### Your instructions
Please quote every line word for word.

### Listed entries
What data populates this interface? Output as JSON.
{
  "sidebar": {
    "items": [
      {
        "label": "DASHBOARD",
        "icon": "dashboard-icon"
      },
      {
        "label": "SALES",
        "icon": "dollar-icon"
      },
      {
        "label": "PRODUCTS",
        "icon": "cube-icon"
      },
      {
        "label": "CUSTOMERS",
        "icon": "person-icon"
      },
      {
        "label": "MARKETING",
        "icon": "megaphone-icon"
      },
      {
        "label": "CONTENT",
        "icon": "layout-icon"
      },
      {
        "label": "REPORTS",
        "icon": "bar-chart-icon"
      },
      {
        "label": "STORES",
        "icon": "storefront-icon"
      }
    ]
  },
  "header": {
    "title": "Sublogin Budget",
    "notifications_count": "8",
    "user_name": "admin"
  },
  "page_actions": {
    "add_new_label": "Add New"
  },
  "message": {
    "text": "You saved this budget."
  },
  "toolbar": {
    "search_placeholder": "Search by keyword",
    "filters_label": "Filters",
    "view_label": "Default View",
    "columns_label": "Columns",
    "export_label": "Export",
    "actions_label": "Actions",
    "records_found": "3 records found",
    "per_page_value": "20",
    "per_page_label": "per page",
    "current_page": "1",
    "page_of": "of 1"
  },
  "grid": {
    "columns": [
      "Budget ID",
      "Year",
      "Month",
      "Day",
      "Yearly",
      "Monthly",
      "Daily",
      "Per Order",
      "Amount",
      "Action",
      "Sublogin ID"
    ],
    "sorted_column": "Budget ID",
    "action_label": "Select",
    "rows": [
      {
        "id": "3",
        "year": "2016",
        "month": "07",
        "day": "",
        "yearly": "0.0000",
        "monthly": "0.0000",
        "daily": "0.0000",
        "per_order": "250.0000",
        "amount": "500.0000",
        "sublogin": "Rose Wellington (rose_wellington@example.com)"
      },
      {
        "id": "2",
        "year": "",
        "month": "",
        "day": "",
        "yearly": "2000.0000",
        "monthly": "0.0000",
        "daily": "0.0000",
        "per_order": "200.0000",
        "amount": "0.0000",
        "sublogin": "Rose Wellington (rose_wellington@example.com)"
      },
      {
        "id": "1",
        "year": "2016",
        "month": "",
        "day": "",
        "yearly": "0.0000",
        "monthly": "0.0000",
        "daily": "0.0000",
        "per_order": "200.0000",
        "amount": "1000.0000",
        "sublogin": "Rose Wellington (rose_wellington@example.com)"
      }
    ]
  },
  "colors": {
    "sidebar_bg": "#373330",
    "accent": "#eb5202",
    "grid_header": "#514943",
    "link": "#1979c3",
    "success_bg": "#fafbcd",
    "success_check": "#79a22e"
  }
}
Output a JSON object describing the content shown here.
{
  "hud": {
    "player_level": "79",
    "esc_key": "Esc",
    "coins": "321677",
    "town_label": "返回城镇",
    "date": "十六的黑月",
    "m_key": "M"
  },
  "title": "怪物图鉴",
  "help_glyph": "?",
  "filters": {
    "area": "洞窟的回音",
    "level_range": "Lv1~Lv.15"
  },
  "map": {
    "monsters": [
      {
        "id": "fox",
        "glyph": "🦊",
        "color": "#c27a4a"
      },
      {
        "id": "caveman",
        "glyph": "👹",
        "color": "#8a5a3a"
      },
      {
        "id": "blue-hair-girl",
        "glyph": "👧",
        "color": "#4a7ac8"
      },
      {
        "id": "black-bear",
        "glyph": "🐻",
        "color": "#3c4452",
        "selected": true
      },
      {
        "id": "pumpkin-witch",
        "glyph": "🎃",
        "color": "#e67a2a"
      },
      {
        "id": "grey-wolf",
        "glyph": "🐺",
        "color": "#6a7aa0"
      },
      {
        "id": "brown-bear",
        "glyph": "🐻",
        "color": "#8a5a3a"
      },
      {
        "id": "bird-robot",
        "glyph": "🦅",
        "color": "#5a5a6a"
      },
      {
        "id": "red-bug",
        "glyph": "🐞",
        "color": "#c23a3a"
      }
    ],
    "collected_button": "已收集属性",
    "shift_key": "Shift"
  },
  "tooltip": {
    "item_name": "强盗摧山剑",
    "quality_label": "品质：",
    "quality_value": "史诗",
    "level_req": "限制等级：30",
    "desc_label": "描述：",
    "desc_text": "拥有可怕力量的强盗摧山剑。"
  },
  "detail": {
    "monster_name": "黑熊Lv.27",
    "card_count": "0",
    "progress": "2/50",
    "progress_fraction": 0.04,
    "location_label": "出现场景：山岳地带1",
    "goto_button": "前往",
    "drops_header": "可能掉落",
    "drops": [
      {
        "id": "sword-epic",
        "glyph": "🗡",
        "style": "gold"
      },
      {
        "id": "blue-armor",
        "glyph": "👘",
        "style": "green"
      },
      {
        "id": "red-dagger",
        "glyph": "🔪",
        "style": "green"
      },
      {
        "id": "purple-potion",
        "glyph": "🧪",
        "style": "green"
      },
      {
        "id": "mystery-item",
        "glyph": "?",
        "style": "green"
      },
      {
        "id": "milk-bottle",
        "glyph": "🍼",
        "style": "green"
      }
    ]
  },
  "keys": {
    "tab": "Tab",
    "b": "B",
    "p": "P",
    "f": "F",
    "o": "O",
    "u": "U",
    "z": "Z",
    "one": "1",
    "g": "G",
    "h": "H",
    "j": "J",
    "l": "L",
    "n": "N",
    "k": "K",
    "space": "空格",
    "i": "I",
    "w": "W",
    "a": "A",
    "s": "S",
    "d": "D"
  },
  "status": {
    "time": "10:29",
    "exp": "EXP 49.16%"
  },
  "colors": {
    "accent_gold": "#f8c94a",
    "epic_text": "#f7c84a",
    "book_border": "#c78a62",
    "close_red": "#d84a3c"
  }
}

### Written answer
What data populates this interface? Output as JSON.
{
  "sidebar": {
    "items": [
      {
        "label": "DASHBOARD",
        "icon": "dashboard-icon"
      },
      {
        "label": "SALES",
        "icon": "dollar-icon"
      },
      {
        "label": "PRODUCTS",
        "icon": "cube-icon"
      },
      {
        "label": "CUSTOMERS",
        "icon": "person-icon"
      },
      {
        "label": "MARKETING",
        "icon": "megaphone-icon"
      },
      {
        "label": "CONTENT",
        "icon": "layout-icon"
      },
      {
        "label": "REPORTS",
        "icon": "bar-chart-icon"
      },
      {
        "label": "STORES",
        "icon": "storefront-icon"
      }
    ]
  },
  "header": {
    "title": "Sublogin Budget",
    "notifications_count": "8",
    "user_name": "admin"
  },
  "page_actions": {
    "add_new_label": "Add New"
  },
  "message": {
    "text": "You saved this budget."
  },
  "toolbar": {
    "search_placeholder": "Search by keyword",
    "filters_label": "Filters",
    "view_label": "Default View",
    "columns_label": "Columns",
    "export_label": "Export",
    "actions_label": "Actions",
    "records_found": "3 records found",
    "per_page_value": "20",
    "per_page_label": "per page",
    "current_page": "1",
    "page_of": "of 1"
  },
  "grid": {
    "columns": [
      "Budget ID",
      "Year",
      "Month",
      "Day",
      "Yearly",
      "Monthly",
      "Daily",
      "Per Order",
      "Amount",
      "Action",
      "Sublogin ID"
    ],
    "sorted_column": "Budget ID",
    "action_label": "Select",
    "rows": [
      {
        "id": "3",
        "year": "2016",
        "month": "07",
        "day": "",
        "yearly": "0.0000",
        "monthly": "0.0000",
        "daily": "0.0000",
        "per_order": "250.0000",
        "amount": "500.0000",
        "sublogin": "Rose Wellington (rose_wellington@example.com)"
      },
      {
        "id": "2",
        "year": "",
        "month": "",
        "day": "",
        "yearly": "2000.0000",
        "monthly": "0.0000",
        "daily": "0.0000",
        "per_order": "200.0000",
        "amount": "0.0000",
        "sublogin": "Rose Wellington (rose_wellington@example.com)"
      },
      {
        "id": "1",
        "year": "2016",
        "month": "",
        "day": "",
        "yearly": "0.0000",
        "monthly": "0.0000",
        "daily": "0.0000",
        "per_order": "200.0000",
        "amount": "1000.0000",
        "sublogin": "Rose Wellington (rose_wellington@example.com)"
      }
    ]
  },
  "colors": {
    "sidebar_bg": "#373330",
    "accent": "#eb5202",
    "grid_header": "#514943",
    "link": "#1979c3",
    "success_bg": "#fafbcd",
    "success_check": "#79a22e"
  }
}
Output a JSON object describing the content shown here.
{
  "hud": {
    "player_level": "79",
    "esc_key": "Esc",
    "coins": "321677",
    "town_label": "返回城镇",
    "date": "十六的黑月",
    "m_key": "M"
  },
  "title": "怪物图鉴",
  "help_glyph": "?",
  "filters": {
    "area": "洞窟的回音",
    "level_range": "Lv1~Lv.15"
  },
  "map": {
    "monsters": [
      {
        "id": "fox",
        "glyph": "🦊",
        "color": "#c27a4a"
      },
      {
        "id": "caveman",
        "glyph": "👹",
        "color": "#8a5a3a"
      },
      {
        "id": "blue-hair-girl",
        "glyph": "👧",
        "color": "#4a7ac8"
      },
      {
        "id": "black-bear",
        "glyph": "🐻",
        "color": "#3c4452",
        "selected": true
      },
      {
        "id": "pumpkin-witch",
        "glyph": "🎃",
        "color": "#e67a2a"
      },
      {
        "id": "grey-wolf",
        "glyph": "🐺",
        "color": "#6a7aa0"
      },
      {
        "id": "brown-bear",
        "glyph": "🐻",
        "color": "#8a5a3a"
      },
      {
        "id": "bird-robot",
        "glyph": "🦅",
        "color": "#5a5a6a"
      },
      {
        "id": "red-bug",
        "glyph": "🐞",
        "color": "#c23a3a"
      }
    ],
    "collected_button": "已收集属性",
    "shift_key": "Shift"
  },
  "tooltip": {
    "item_name": "强盗摧山剑",
    "quality_label": "品质：",
    "quality_value": "史诗",
    "level_req": "限制等级：30",
    "desc_label": "描述：",
    "desc_text": "拥有可怕力量的强盗摧山剑。"
  },
  "detail": {
    "monster_name": "黑熊Lv.27",
    "card_count": "0",
    "progress": "2/50",
    "progress_fraction": 0.04,
    "location_label": "出现场景：山岳地带1",
    "goto_button": "前往",
    "drops_header": "可能掉落",
    "drops": [
      {
        "id": "sword-epic",
        "glyph": "🗡",
        "style": "gold"
      },
      {
        "id": "blue-armor",
        "glyph": "👘",
        "style": "green"
      },
      {
        "id": "red-dagger",
        "glyph": "🔪",
        "style": "green"
      },
      {
        "id": "purple-potion",
        "glyph": "🧪",
        "style": "green"
      },
      {
        "id": "mystery-item",
        "glyph": "?",
        "style": "green"
      },
      {
        "id": "milk-bottle",
        "glyph": "🍼",
        "style": "green"
      }
    ]
  },
  "keys": {
    "tab": "Tab",
    "b": "B",
    "p": "P",
    "f": "F",
    "o": "O",
    "u": "U",
    "z": "Z",
    "one": "1",
    "g": "G",
    "h": "H",
    "j": "J",
    "l": "L",
    "n": "N",
    "k": "K",
    "space": "空格",
    "i": "I",
    "w": "W",
    "a": "A",
    "s": "S",
    "d": "D"
  },
  "status": {
    "time": "10:29",
    "exp": "EXP 49.16%"
  },
  "colors": {
    "accent_gold": "#f8c94a",
    "epic_text": "#f7c84a",
    "book_border": "#c78a62",
    "close_red": "#d84a3c"
  }
}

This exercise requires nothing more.